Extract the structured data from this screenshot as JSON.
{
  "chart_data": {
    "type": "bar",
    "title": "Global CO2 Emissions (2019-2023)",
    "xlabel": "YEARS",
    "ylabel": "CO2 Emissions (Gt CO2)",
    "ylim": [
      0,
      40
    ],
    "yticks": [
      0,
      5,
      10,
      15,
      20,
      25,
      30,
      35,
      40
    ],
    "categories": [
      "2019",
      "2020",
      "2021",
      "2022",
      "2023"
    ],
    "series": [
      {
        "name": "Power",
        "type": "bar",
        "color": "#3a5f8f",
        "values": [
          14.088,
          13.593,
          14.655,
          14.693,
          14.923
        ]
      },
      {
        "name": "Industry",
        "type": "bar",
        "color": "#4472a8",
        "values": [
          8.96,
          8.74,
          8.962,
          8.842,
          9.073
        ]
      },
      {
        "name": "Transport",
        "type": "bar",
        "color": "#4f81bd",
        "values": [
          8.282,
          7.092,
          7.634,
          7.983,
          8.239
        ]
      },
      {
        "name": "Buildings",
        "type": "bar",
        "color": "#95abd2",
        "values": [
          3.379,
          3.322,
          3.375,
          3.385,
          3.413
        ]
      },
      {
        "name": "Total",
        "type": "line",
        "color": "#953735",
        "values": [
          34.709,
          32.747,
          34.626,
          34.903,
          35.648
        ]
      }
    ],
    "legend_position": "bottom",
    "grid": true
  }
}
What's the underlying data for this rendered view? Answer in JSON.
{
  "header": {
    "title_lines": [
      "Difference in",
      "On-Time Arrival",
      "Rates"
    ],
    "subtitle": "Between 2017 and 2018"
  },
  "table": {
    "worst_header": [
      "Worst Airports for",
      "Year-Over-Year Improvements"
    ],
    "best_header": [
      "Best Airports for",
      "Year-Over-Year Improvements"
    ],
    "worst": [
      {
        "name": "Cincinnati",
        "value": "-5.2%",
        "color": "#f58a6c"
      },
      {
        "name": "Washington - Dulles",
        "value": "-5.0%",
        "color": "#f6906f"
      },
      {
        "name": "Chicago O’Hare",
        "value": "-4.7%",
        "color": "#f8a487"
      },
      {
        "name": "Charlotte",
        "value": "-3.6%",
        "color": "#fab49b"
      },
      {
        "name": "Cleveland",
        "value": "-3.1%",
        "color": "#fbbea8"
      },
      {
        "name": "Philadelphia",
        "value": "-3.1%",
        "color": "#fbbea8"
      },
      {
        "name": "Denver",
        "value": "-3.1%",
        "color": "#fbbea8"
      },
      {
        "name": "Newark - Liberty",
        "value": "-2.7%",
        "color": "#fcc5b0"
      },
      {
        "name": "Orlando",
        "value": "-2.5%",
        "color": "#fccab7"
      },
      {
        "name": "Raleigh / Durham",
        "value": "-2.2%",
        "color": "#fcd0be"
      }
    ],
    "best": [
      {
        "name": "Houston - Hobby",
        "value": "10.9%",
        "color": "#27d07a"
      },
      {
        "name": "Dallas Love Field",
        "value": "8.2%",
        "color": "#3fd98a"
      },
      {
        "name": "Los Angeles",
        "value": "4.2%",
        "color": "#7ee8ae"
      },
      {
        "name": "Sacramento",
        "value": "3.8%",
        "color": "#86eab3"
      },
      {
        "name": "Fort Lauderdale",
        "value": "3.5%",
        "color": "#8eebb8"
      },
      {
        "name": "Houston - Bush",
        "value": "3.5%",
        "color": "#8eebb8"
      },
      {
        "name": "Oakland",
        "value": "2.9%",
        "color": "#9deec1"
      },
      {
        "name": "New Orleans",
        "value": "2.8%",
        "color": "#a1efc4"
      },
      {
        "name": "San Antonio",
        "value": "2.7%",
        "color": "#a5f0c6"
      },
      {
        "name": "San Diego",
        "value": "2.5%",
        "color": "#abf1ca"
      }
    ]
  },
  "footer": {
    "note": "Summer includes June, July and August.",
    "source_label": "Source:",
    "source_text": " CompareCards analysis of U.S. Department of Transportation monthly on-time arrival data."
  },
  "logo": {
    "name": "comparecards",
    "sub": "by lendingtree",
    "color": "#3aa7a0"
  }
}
····················
TASK BRIEF:
Please reproduce all of the entries exactly as they stand.

RIGHT ANSWER:
Extract the structured data from this screenshot as JSON.
{
  "chart_data": {
    "type": "bar",
    "title": "Global CO2 Emissions (2019-2023)",
    "xlabel": "YEARS",
    "ylabel": "CO2 Emissions (Gt CO2)",
    "ylim": [
      0,
      40
    ],
    "yticks": [
      0,
      5,
      10,
      15,
      20,
      25,
      30,
      35,
      40
    ],
    "categories": [
      "2019",
      "2020",
      "2021",
      "2022",
      "2023"
    ],
    "series": [
      {
        "name": "Power",
        "type": "bar",
        "color": "#3a5f8f",
        "values": [
          14.088,
          13.593,
          14.655,
          14.693,
          14.923
        ]
      },
      {
        "name": "Industry",
        "type": "bar",
        "color": "#4472a8",
        "values": [
          8.96,
          8.74,
          8.962,
          8.842,
          9.073
        ]
      },
      {
        "name": "Transport",
        "type": "bar",
        "color": "#4f81bd",
        "values": [
          8.282,
          7.092,
          7.634,
          7.983,
          8.239
        ]
      },
      {
        "name": "Buildings",
        "type": "bar",
        "color": "#95abd2",
        "values": [
          3.379,
          3.322,
          3.375,
          3.385,
          3.413
        ]
      },
      {
        "name": "Total",
        "type": "line",
        "color": "#953735",
        "values": [
          34.709,
          32.747,
          34.626,
          34.903,
          35.648
        ]
      }
    ],
    "legend_position": "bottom",
    "grid": true
  }
}
What's the underlying data for this rendered view? Answer in JSON.
{
  "header": {
    "title_lines": [
      "Difference in",
      "On-Time Arrival",
      "Rates"
    ],
    "subtitle": "Between 2017 and 2018"
  },
  "table": {
    "worst_header": [
      "Worst Airports for",
      "Year-Over-Year Improvements"
    ],
    "best_header": [
      "Best Airports for",
      "Year-Over-Year Improvements"
    ],
    "worst": [
      {
        "name": "Cincinnati",
        "value": "-5.2%",
        "color": "#f58a6c"
      },
      {
        "name": "Washington - Dulles",
        "value": "-5.0%",
        "color": "#f6906f"
      },
      {
        "name": "Chicago O’Hare",
        "value": "-4.7%",
        "color": "#f8a487"
      },
      {
        "name": "Charlotte",
        "value": "-3.6%",
        "color": "#fab49b"
      },
      {
        "name": "Cleveland",
        "value": "-3.1%",
        "color": "#fbbea8"
      },
      {
        "name": "Philadelphia",
        "value": "-3.1%",
        "color": "#fbbea8"
      },
      {
        "name": "Denver",
        "value": "-3.1%",
        "color": "#fbbea8"
      },
      {
        "name": "Newark - Liberty",
        "value": "-2.7%",
        "color": "#fcc5b0"
      },
      {
        "name": "Orlando",
        "value": "-2.5%",
        "color": "#fccab7"
      },
      {
        "name": "Raleigh / Durham",
        "value": "-2.2%",
        "color": "#fcd0be"
      }
    ],
    "best": [
      {
        "name": "Houston - Hobby",
        "value": "10.9%",
        "color": "#27d07a"
      },
      {
        "name": "Dallas Love Field",
        "value": "8.2%",
        "color": "#3fd98a"
      },
      {
        "name": "Los Angeles",
        "value": "4.2%",
        "color": "#7ee8ae"
      },
      {
        "name": "Sacramento",
        "value": "3.8%",
        "color": "#86eab3"
      },
      {
        "name": "Fort Lauderdale",
        "value": "3.5%",
        "color": "#8eebb8"
      },
      {
        "name": "Houston - Bush",
        "value": "3.5%",
        "color": "#8eebb8"
      },
      {
        "name": "Oakland",
        "value": "2.9%",
        "color": "#9deec1"
      },
      {
        "name": "New Orleans",
        "value": "2.8%",
        "color": "#a1efc4"
      },
      {
        "name": "San Antonio",
        "value": "2.7%",
        "color": "#a5f0c6"
      },
      {
        "name": "San Diego",
        "value": "2.5%",
        "color": "#abf1ca"
      }
    ]
  },
  "footer": {
    "note": "Summer includes June, July and August.",
    "source_label": "Source:",
    "source_text": " CompareCards analysis of U.S. Department of Transportation monthly on-time arrival data."
  },
  "logo": {
    "name": "comparecards",
    "sub": "by lendingtree",
    "color": "#3aa7a0"
  }
}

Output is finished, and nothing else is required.